> Input

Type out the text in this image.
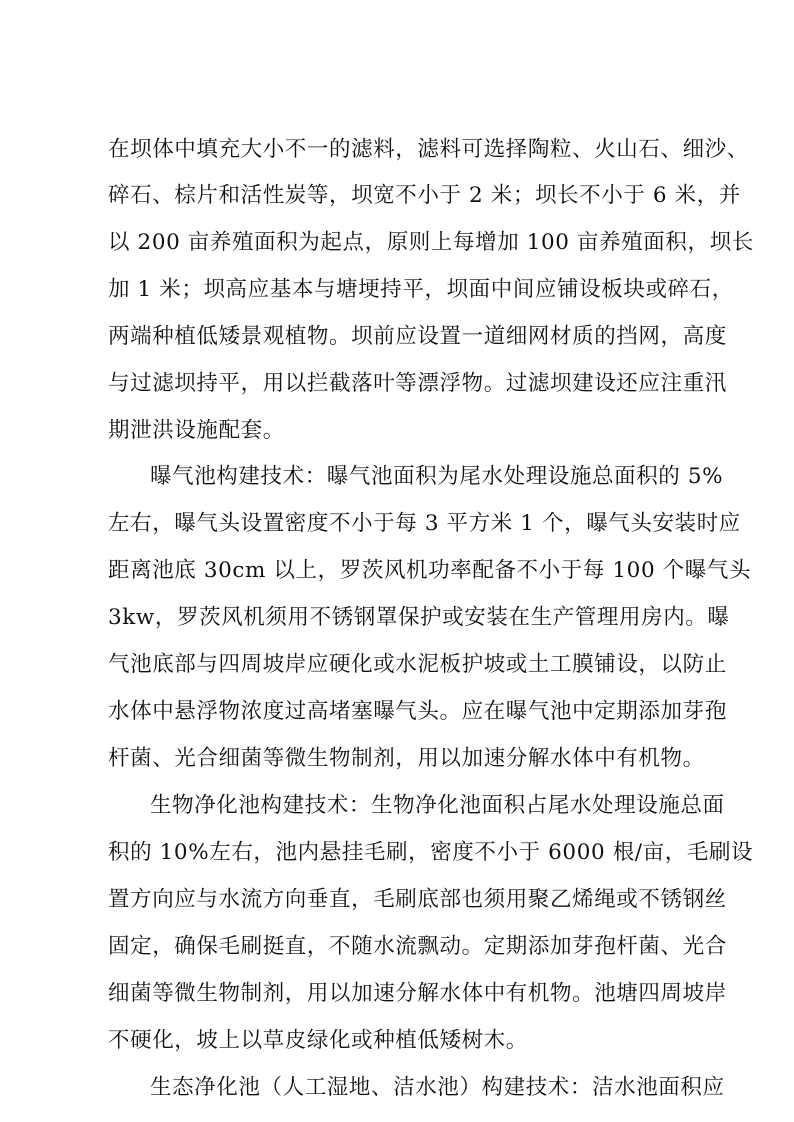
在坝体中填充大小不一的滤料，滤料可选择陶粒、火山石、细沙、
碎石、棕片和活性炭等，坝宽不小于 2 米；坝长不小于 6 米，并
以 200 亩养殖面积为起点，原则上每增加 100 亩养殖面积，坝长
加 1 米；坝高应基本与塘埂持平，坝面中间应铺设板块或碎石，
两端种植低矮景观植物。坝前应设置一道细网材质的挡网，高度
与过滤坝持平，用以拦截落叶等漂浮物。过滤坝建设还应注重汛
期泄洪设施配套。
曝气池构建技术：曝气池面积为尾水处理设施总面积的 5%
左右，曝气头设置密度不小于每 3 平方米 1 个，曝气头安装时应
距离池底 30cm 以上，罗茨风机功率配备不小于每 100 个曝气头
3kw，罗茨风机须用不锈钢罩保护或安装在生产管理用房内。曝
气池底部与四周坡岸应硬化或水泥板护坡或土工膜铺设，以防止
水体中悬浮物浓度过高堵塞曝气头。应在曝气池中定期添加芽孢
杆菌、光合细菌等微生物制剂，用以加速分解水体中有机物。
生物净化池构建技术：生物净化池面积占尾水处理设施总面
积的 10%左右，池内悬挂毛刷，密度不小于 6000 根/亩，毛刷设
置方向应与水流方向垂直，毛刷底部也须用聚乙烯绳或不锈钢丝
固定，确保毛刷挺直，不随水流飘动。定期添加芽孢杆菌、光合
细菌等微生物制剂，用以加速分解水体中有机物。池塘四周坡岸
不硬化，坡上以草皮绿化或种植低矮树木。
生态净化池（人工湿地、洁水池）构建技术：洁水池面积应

> Task statement
Leave the pictures out and output the rest of the listing exactly.

> Solution
Type out the text in this image.
在坝体中填充大小不一的滤料，滤料可选择陶粒、火山石、细沙、
碎石、棕片和活性炭等，坝宽不小于 2 米；坝长不小于 6 米，并
以 200 亩养殖面积为起点，原则上每增加 100 亩养殖面积，坝长
加 1 米；坝高应基本与塘埂持平，坝面中间应铺设板块或碎石，
两端种植低矮景观植物。坝前应设置一道细网材质的挡网，高度
与过滤坝持平，用以拦截落叶等漂浮物。过滤坝建设还应注重汛
期泄洪设施配套。
曝气池构建技术：曝气池面积为尾水处理设施总面积的 5%
左右，曝气头设置密度不小于每 3 平方米 1 个，曝气头安装时应
距离池底 30cm 以上，罗茨风机功率配备不小于每 100 个曝气头
3kw，罗茨风机须用不锈钢罩保护或安装在生产管理用房内。曝
气池底部与四周坡岸应硬化或水泥板护坡或土工膜铺设，以防止
水体中悬浮物浓度过高堵塞曝气头。应在曝气池中定期添加芽孢
杆菌、光合细菌等微生物制剂，用以加速分解水体中有机物。
生物净化池构建技术：生物净化池面积占尾水处理设施总面
积的 10%左右，池内悬挂毛刷，密度不小于 6000 根/亩，毛刷设
置方向应与水流方向垂直，毛刷底部也须用聚乙烯绳或不锈钢丝
固定，确保毛刷挺直，不随水流飘动。定期添加芽孢杆菌、光合
细菌等微生物制剂，用以加速分解水体中有机物。池塘四周坡岸
不硬化，坡上以草皮绿化或种植低矮树木。
生态净化池（人工湿地、洁水池）构建技术：洁水池面积应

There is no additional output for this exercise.